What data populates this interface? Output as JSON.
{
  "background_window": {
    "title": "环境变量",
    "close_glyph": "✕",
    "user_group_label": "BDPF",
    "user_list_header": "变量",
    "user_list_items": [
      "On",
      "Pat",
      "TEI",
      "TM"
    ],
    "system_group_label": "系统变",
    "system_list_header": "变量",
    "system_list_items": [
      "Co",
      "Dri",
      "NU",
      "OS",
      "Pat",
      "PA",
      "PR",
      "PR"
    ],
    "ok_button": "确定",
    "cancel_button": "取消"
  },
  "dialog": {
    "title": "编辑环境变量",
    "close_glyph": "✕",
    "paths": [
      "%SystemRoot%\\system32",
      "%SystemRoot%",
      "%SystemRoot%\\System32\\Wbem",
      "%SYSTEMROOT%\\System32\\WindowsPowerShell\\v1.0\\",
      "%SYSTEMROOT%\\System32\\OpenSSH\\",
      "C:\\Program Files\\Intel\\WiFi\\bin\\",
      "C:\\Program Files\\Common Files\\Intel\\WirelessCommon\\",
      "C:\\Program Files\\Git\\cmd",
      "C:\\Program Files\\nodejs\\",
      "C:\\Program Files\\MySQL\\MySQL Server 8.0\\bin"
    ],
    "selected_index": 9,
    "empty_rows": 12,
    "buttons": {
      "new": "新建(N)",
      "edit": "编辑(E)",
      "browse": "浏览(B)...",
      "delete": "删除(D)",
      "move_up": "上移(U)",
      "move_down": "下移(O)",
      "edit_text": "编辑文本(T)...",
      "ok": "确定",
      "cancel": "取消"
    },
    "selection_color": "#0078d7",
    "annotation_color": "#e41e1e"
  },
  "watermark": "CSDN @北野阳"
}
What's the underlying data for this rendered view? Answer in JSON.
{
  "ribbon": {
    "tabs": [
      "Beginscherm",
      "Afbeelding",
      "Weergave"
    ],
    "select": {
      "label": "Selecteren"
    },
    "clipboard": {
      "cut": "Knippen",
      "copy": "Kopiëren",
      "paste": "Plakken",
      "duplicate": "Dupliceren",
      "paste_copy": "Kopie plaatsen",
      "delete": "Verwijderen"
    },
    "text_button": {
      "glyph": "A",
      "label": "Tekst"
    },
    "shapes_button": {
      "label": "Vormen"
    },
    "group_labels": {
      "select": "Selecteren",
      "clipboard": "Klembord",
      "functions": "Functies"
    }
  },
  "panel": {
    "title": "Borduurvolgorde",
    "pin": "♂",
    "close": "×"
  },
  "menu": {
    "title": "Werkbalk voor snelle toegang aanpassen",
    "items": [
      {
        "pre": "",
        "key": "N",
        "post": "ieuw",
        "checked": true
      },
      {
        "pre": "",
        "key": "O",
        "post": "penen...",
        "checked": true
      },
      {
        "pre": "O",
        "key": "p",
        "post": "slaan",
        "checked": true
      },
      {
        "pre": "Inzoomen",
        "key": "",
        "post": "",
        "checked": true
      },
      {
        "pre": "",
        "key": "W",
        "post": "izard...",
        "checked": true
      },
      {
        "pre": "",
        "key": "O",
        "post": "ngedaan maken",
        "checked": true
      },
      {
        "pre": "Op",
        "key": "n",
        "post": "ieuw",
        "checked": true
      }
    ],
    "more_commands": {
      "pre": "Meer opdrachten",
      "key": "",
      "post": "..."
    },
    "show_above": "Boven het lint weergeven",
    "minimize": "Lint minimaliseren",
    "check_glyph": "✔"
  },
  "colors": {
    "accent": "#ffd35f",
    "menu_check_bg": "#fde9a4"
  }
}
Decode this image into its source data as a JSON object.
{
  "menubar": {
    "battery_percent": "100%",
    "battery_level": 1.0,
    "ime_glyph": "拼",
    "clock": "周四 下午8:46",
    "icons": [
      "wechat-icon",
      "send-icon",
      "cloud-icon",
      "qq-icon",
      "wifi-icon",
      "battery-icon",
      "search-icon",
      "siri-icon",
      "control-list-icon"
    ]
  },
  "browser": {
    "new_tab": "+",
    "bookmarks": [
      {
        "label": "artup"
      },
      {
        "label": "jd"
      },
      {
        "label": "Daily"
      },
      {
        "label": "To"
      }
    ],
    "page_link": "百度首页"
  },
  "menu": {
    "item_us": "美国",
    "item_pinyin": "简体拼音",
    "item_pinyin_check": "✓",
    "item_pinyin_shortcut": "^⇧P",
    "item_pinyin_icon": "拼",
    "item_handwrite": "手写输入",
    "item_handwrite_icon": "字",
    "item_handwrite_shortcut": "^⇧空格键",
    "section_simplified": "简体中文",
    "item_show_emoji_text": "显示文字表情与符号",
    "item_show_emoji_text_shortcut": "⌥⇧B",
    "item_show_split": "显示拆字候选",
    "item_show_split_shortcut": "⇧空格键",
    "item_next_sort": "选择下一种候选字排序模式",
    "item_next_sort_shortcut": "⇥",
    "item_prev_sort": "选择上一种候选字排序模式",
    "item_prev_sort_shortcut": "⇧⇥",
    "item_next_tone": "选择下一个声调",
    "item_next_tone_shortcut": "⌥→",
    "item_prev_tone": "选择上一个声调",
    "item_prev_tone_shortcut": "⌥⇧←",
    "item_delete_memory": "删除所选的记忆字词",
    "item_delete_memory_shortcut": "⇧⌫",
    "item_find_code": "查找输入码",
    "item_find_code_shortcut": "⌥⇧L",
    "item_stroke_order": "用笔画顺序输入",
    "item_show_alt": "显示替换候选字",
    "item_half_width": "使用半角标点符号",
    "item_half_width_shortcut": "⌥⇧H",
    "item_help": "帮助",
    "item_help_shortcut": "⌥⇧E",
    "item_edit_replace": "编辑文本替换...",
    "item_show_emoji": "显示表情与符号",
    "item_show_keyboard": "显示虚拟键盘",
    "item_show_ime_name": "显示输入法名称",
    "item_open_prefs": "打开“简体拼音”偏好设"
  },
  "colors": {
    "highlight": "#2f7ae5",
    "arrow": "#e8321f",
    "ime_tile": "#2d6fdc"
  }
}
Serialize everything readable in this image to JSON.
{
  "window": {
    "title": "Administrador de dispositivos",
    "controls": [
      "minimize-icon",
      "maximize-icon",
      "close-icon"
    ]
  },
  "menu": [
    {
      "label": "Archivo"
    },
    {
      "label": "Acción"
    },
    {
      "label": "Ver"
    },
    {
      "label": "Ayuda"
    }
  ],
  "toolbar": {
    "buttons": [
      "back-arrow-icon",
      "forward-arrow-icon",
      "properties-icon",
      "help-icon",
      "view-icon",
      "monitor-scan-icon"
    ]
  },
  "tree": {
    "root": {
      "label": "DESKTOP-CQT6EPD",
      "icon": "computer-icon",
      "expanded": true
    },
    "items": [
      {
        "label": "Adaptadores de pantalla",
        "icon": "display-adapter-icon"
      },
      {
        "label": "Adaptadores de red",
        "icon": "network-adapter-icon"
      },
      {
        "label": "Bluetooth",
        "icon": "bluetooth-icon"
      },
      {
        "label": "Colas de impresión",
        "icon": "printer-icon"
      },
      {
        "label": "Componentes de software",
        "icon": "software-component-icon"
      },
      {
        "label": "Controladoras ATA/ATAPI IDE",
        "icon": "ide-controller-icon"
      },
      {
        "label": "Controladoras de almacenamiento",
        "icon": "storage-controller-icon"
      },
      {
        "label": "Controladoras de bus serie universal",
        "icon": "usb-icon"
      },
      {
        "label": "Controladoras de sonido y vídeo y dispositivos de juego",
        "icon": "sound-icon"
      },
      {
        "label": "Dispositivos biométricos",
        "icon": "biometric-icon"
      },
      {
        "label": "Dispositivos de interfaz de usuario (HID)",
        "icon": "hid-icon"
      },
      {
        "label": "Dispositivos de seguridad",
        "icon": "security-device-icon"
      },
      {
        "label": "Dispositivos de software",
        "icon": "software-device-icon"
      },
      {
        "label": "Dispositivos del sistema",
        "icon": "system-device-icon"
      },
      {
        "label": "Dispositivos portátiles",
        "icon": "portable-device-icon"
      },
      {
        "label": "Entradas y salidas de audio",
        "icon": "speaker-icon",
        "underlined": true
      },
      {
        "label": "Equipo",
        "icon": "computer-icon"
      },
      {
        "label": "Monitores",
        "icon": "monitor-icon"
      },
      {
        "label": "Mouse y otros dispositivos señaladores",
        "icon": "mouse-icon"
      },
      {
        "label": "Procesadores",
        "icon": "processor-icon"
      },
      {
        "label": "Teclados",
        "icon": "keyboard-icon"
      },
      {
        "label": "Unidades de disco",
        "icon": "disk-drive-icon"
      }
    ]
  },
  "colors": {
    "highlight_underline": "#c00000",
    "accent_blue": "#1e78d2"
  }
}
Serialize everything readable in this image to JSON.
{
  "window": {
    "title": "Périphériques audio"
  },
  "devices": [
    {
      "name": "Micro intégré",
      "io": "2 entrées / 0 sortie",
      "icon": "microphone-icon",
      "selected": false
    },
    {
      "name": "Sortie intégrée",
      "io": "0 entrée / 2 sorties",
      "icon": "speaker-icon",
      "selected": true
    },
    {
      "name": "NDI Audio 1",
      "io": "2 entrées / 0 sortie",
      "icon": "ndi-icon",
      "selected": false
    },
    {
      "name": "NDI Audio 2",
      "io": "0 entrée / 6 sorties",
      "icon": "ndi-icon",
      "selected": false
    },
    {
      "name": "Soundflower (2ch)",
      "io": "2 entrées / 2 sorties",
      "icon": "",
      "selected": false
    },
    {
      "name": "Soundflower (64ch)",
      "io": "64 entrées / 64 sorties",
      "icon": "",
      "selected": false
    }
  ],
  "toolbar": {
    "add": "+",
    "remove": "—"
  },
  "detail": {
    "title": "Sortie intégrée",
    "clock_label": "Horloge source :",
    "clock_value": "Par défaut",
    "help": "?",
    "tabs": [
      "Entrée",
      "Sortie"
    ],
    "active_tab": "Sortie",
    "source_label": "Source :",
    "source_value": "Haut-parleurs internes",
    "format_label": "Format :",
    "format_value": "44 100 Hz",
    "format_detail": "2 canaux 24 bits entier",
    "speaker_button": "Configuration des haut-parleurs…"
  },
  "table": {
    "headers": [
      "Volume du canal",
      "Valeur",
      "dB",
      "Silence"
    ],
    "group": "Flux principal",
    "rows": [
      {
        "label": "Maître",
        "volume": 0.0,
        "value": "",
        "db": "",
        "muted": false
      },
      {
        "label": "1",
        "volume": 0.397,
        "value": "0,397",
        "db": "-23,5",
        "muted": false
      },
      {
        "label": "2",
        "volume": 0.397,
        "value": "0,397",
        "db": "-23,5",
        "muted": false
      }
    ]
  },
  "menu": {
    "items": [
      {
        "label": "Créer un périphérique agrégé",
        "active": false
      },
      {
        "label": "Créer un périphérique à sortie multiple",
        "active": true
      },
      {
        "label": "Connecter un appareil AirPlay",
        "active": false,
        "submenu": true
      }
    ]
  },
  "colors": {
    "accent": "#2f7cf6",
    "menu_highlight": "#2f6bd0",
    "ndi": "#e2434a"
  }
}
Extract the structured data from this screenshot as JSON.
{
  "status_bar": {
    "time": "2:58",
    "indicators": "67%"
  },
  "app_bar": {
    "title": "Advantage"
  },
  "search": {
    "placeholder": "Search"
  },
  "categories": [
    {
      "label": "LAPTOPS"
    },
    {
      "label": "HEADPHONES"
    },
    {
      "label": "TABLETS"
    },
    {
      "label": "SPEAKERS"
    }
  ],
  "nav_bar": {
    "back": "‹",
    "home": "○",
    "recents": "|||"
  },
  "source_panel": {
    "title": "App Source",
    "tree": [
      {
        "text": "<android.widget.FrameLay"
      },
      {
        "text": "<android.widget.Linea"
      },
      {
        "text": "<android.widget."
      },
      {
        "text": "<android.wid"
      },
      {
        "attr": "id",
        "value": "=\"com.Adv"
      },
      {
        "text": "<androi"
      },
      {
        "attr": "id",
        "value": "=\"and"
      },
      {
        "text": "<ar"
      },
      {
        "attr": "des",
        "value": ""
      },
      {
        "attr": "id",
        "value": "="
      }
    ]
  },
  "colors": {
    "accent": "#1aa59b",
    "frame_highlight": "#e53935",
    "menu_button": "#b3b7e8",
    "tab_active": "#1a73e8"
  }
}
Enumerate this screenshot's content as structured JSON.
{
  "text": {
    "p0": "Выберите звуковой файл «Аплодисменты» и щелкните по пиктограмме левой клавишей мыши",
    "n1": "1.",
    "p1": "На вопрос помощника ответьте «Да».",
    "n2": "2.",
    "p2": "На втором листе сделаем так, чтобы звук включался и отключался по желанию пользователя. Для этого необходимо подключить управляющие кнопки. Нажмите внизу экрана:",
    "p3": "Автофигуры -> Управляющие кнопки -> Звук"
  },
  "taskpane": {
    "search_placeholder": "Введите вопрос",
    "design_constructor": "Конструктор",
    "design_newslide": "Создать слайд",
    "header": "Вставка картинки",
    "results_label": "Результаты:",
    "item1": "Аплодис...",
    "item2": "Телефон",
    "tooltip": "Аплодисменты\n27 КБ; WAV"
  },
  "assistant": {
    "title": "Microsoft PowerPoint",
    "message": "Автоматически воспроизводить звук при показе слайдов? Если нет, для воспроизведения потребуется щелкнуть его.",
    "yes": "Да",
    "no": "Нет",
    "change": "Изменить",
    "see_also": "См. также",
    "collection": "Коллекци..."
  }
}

##############################

**Challenge**: Set down, word for word, only the lines running from the line with "Enumerate this screenshot's" to the last line of the listing above. Both of those lines belong in your answer.

**The response**:
Enumerate this screenshot's content as structured JSON.
{
  "text": {
    "p0": "Выберите звуковой файл «Аплодисменты» и щелкните по пиктограмме левой клавишей мыши",
    "n1": "1.",
    "p1": "На вопрос помощника ответьте «Да».",
    "n2": "2.",
    "p2": "На втором листе сделаем так, чтобы звук включался и отключался по желанию пользователя. Для этого необходимо подключить управляющие кнопки. Нажмите внизу экрана:",
    "p3": "Автофигуры -> Управляющие кнопки -> Звук"
  },
  "taskpane": {
    "search_placeholder": "Введите вопрос",
    "design_constructor": "Конструктор",
    "design_newslide": "Создать слайд",
    "header": "Вставка картинки",
    "results_label": "Результаты:",
    "item1": "Аплодис...",
    "item2": "Телефон",
    "tooltip": "Аплодисменты\n27 КБ; WAV"
  },
  "assistant": {
    "title": "Microsoft PowerPoint",
    "message": "Автоматически воспроизводить звук при показе слайдов? Если нет, для воспроизведения потребуется щелкнуть его.",
    "yes": "Да",
    "no": "Нет",
    "change": "Изменить",
    "see_also": "См. также",
    "collection": "Коллекци..."
  }
}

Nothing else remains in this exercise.